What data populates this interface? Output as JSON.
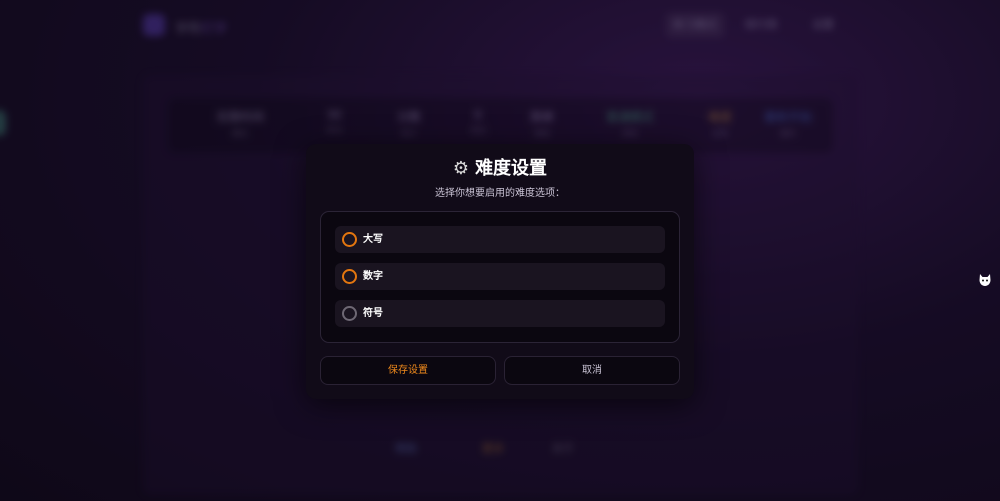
{
  "background": {
    "brand": "字符",
    "brand_accent": "打字",
    "nav": [
      "练习模式",
      "排行榜",
      "设置"
    ],
    "stats": [
      {
        "value": "无限时间",
        "label": "模式"
      },
      {
        "value": "30",
        "label": "单词"
      },
      {
        "value": "分数",
        "label": "统计"
      },
      {
        "value": "0",
        "label": "连击"
      },
      {
        "value": "简单",
        "label": "难度"
      },
      {
        "value": "普通模式",
        "label": "类型"
      },
      {
        "value": "难度",
        "label": "选项"
      },
      {
        "value": "重新开始",
        "label": "操作"
      }
    ],
    "bottom_actions": [
      "帮助",
      "更多",
      "关于"
    ]
  },
  "modal": {
    "title": "难度设置",
    "title_icon": "gear-icon",
    "subtitle": "选择你想要启用的难度选项：",
    "options": [
      {
        "label": "大写",
        "active": true
      },
      {
        "label": "数字",
        "active": true
      },
      {
        "label": "符号",
        "active": false
      }
    ],
    "save_label": "保存设置",
    "cancel_label": "取消"
  },
  "colors": {
    "accent": "#e3760f",
    "modal_bg": "#110b18",
    "option_bg": "#1a1420"
  },
  "floating_helper_icon": "cat-icon"
}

++++

• **The exercise**
Scan the listing above and copy all lines containing the word "icon".

• **Expected answer**
    "title_icon": "gear-icon",
  "floating_helper_icon": "cat-icon"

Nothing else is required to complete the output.